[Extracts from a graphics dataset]
++++++

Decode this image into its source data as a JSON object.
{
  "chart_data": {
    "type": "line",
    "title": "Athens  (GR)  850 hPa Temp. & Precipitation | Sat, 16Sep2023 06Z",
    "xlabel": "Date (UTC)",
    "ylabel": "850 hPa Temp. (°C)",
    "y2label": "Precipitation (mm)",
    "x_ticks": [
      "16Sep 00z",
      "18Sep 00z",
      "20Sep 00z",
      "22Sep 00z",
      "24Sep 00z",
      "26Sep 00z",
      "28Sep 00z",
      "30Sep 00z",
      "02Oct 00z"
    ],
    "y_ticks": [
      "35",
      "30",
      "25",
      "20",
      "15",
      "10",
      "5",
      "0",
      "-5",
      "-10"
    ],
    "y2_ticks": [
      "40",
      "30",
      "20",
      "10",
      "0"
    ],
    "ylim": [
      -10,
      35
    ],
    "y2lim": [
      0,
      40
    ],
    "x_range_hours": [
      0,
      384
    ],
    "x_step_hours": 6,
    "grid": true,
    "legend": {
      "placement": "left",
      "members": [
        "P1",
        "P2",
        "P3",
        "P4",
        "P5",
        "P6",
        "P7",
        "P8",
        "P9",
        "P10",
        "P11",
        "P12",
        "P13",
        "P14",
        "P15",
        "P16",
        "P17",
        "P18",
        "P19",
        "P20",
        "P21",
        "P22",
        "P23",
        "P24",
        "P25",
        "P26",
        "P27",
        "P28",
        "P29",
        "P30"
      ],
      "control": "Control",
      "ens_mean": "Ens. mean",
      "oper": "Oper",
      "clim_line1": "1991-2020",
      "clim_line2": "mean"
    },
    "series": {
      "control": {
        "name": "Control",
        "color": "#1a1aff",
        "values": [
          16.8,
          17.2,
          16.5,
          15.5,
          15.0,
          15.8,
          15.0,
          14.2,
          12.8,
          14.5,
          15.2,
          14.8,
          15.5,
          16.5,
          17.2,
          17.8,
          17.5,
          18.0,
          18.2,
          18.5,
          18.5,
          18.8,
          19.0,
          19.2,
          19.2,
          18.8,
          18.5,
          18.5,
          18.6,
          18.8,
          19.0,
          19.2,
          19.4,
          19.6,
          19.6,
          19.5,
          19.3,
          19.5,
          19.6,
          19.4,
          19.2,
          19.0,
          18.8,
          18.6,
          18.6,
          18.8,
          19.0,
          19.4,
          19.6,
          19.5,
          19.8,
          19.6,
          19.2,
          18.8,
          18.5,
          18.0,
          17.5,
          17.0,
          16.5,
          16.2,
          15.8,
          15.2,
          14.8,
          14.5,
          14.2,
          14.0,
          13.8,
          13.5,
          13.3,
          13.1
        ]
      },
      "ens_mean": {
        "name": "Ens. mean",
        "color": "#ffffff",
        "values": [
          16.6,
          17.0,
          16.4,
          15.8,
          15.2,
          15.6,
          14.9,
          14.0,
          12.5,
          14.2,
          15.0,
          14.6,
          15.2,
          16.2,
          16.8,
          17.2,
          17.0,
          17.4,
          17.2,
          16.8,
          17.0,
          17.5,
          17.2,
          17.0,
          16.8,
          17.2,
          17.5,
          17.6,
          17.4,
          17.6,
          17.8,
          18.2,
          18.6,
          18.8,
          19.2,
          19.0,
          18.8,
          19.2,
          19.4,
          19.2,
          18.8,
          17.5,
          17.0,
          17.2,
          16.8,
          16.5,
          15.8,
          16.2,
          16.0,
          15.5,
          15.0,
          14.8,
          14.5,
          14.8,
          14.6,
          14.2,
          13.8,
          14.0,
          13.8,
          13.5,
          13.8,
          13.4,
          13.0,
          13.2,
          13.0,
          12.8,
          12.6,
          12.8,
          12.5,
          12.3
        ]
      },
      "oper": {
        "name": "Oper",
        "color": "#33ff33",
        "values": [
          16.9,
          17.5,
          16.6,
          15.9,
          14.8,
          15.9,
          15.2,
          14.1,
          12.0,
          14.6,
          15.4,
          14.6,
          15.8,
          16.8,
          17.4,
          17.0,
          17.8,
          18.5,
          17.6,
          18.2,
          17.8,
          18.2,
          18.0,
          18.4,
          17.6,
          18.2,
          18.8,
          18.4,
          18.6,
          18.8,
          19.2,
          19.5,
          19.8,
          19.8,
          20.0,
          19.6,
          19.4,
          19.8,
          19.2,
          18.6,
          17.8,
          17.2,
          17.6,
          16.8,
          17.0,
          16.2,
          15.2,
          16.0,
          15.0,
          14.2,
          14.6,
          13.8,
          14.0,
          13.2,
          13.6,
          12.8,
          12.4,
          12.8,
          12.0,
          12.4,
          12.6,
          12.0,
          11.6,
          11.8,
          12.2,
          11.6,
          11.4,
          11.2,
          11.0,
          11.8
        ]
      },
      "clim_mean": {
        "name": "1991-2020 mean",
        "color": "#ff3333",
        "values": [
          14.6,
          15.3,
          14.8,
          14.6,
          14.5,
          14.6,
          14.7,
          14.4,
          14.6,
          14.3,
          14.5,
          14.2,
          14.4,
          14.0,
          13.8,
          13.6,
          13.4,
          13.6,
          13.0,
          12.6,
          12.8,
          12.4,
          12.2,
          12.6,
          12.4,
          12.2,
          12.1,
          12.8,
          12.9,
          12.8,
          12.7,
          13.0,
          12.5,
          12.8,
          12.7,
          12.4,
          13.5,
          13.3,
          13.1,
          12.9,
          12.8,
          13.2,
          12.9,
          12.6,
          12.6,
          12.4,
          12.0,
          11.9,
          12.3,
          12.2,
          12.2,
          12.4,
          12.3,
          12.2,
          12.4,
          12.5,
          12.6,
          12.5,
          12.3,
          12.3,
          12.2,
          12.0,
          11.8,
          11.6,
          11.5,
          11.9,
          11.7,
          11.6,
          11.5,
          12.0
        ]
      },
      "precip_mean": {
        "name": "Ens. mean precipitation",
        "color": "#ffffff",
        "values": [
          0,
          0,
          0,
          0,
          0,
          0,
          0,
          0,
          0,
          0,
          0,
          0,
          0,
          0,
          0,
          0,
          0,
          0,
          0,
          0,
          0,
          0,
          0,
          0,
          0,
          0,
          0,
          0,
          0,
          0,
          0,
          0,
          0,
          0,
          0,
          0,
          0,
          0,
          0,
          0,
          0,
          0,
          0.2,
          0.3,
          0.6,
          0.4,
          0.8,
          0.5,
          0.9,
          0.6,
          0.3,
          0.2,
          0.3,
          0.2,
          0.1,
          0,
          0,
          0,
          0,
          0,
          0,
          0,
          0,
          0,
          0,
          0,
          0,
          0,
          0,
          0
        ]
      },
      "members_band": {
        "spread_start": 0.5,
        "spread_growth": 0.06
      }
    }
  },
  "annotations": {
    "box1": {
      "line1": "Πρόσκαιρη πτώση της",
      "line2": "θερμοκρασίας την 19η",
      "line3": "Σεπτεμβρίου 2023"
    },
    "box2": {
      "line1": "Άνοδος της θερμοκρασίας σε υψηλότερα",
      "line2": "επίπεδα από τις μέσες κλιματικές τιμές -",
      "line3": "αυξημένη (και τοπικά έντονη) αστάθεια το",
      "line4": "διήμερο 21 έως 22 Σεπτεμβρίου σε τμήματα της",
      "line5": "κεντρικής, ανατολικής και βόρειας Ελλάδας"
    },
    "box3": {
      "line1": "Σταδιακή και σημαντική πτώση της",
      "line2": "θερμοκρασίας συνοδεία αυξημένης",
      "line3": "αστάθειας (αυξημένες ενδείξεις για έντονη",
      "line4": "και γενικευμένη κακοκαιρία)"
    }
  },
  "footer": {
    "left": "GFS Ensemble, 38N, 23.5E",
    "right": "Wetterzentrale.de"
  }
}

++++++

## Set task
Quote all the records exactly, please, leaving none out.

## Expected answer
Decode this image into its source data as a JSON object.
{
  "chart_data": {
    "type": "line",
    "title": "Athens  (GR)  850 hPa Temp. & Precipitation | Sat, 16Sep2023 06Z",
    "xlabel": "Date (UTC)",
    "ylabel": "850 hPa Temp. (°C)",
    "y2label": "Precipitation (mm)",
    "x_ticks": [
      "16Sep 00z",
      "18Sep 00z",
      "20Sep 00z",
      "22Sep 00z",
      "24Sep 00z",
      "26Sep 00z",
      "28Sep 00z",
      "30Sep 00z",
      "02Oct 00z"
    ],
    "y_ticks": [
      "35",
      "30",
      "25",
      "20",
      "15",
      "10",
      "5",
      "0",
      "-5",
      "-10"
    ],
    "y2_ticks": [
      "40",
      "30",
      "20",
      "10",
      "0"
    ],
    "ylim": [
      -10,
      35
    ],
    "y2lim": [
      0,
      40
    ],
    "x_range_hours": [
      0,
      384
    ],
    "x_step_hours": 6,
    "grid": true,
    "legend": {
      "placement": "left",
      "members": [
        "P1",
        "P2",
        "P3",
        "P4",
        "P5",
        "P6",
        "P7",
        "P8",
        "P9",
        "P10",
        "P11",
        "P12",
        "P13",
        "P14",
        "P15",
        "P16",
        "P17",
        "P18",
        "P19",
        "P20",
        "P21",
        "P22",
        "P23",
        "P24",
        "P25",
        "P26",
        "P27",
        "P28",
        "P29",
        "P30"
      ],
      "control": "Control",
      "ens_mean": "Ens. mean",
      "oper": "Oper",
      "clim_line1": "1991-2020",
      "clim_line2": "mean"
    },
    "series": {
      "control": {
        "name": "Control",
        "color": "#1a1aff",
        "values": [
          16.8,
          17.2,
          16.5,
          15.5,
          15.0,
          15.8,
          15.0,
          14.2,
          12.8,
          14.5,
          15.2,
          14.8,
          15.5,
          16.5,
          17.2,
          17.8,
          17.5,
          18.0,
          18.2,
          18.5,
          18.5,
          18.8,
          19.0,
          19.2,
          19.2,
          18.8,
          18.5,
          18.5,
          18.6,
          18.8,
          19.0,
          19.2,
          19.4,
          19.6,
          19.6,
          19.5,
          19.3,
          19.5,
          19.6,
          19.4,
          19.2,
          19.0,
          18.8,
          18.6,
          18.6,
          18.8,
          19.0,
          19.4,
          19.6,
          19.5,
          19.8,
          19.6,
          19.2,
          18.8,
          18.5,
          18.0,
          17.5,
          17.0,
          16.5,
          16.2,
          15.8,
          15.2,
          14.8,
          14.5,
          14.2,
          14.0,
          13.8,
          13.5,
          13.3,
          13.1
        ]
      },
      "ens_mean": {
        "name": "Ens. mean",
        "color": "#ffffff",
        "values": [
          16.6,
          17.0,
          16.4,
          15.8,
          15.2,
          15.6,
          14.9,
          14.0,
          12.5,
          14.2,
          15.0,
          14.6,
          15.2,
          16.2,
          16.8,
          17.2,
          17.0,
          17.4,
          17.2,
          16.8,
          17.0,
          17.5,
          17.2,
          17.0,
          16.8,
          17.2,
          17.5,
          17.6,
          17.4,
          17.6,
          17.8,
          18.2,
          18.6,
          18.8,
          19.2,
          19.0,
          18.8,
          19.2,
          19.4,
          19.2,
          18.8,
          17.5,
          17.0,
          17.2,
          16.8,
          16.5,
          15.8,
          16.2,
          16.0,
          15.5,
          15.0,
          14.8,
          14.5,
          14.8,
          14.6,
          14.2,
          13.8,
          14.0,
          13.8,
          13.5,
          13.8,
          13.4,
          13.0,
          13.2,
          13.0,
          12.8,
          12.6,
          12.8,
          12.5,
          12.3
        ]
      },
      "oper": {
        "name": "Oper",
        "color": "#33ff33",
        "values": [
          16.9,
          17.5,
          16.6,
          15.9,
          14.8,
          15.9,
          15.2,
          14.1,
          12.0,
          14.6,
          15.4,
          14.6,
          15.8,
          16.8,
          17.4,
          17.0,
          17.8,
          18.5,
          17.6,
          18.2,
          17.8,
          18.2,
          18.0,
          18.4,
          17.6,
          18.2,
          18.8,
          18.4,
          18.6,
          18.8,
          19.2,
          19.5,
          19.8,
          19.8,
          20.0,
          19.6,
          19.4,
          19.8,
          19.2,
          18.6,
          17.8,
          17.2,
          17.6,
          16.8,
          17.0,
          16.2,
          15.2,
          16.0,
          15.0,
          14.2,
          14.6,
          13.8,
          14.0,
          13.2,
          13.6,
          12.8,
          12.4,
          12.8,
          12.0,
          12.4,
          12.6,
          12.0,
          11.6,
          11.8,
          12.2,
          11.6,
          11.4,
          11.2,
          11.0,
          11.8
        ]
      },
      "clim_mean": {
        "name": "1991-2020 mean",
        "color": "#ff3333",
        "values": [
          14.6,
          15.3,
          14.8,
          14.6,
          14.5,
          14.6,
          14.7,
          14.4,
          14.6,
          14.3,
          14.5,
          14.2,
          14.4,
          14.0,
          13.8,
          13.6,
          13.4,
          13.6,
          13.0,
          12.6,
          12.8,
          12.4,
          12.2,
          12.6,
          12.4,
          12.2,
          12.1,
          12.8,
          12.9,
          12.8,
          12.7,
          13.0,
          12.5,
          12.8,
          12.7,
          12.4,
          13.5,
          13.3,
          13.1,
          12.9,
          12.8,
          13.2,
          12.9,
          12.6,
          12.6,
          12.4,
          12.0,
          11.9,
          12.3,
          12.2,
          12.2,
          12.4,
          12.3,
          12.2,
          12.4,
          12.5,
          12.6,
          12.5,
          12.3,
          12.3,
          12.2,
          12.0,
          11.8,
          11.6,
          11.5,
          11.9,
          11.7,
          11.6,
          11.5,
          12.0
        ]
      },
      "precip_mean": {
        "name": "Ens. mean precipitation",
        "color": "#ffffff",
        "values": [
          0,
          0,
          0,
          0,
          0,
          0,
          0,
          0,
          0,
          0,
          0,
          0,
          0,
          0,
          0,
          0,
          0,
          0,
          0,
          0,
          0,
          0,
          0,
          0,
          0,
          0,
          0,
          0,
          0,
          0,
          0,
          0,
          0,
          0,
          0,
          0,
          0,
          0,
          0,
          0,
          0,
          0,
          0.2,
          0.3,
          0.6,
          0.4,
          0.8,
          0.5,
          0.9,
          0.6,
          0.3,
          0.2,
          0.3,
          0.2,
          0.1,
          0,
          0,
          0,
          0,
          0,
          0,
          0,
          0,
          0,
          0,
          0,
          0,
          0,
          0,
          0
        ]
      },
      "members_band": {
        "spread_start": 0.5,
        "spread_growth": 0.06
      }
    }
  },
  "annotations": {
    "box1": {
      "line1": "Πρόσκαιρη πτώση της",
      "line2": "θερμοκρασίας την 19η",
      "line3": "Σεπτεμβρίου 2023"
    },
    "box2": {
      "line1": "Άνοδος της θερμοκρασίας σε υψηλότερα",
      "line2": "επίπεδα από τις μέσες κλιματικές τιμές -",
      "line3": "αυξημένη (και τοπικά έντονη) αστάθεια το",
      "line4": "διήμερο 21 έως 22 Σεπτεμβρίου σε τμήματα της",
      "line5": "κεντρικής, ανατολικής και βόρειας Ελλάδας"
    },
    "box3": {
      "line1": "Σταδιακή και σημαντική πτώση της",
      "line2": "θερμοκρασίας συνοδεία αυξημένης",
      "line3": "αστάθειας (αυξημένες ενδείξεις για έντονη",
      "line4": "και γενικευμένη κακοκαιρία)"
    }
  },
  "footer": {
    "left": "GFS Ensemble, 38N, 23.5E",
    "right": "Wetterzentrale.de"
  }
}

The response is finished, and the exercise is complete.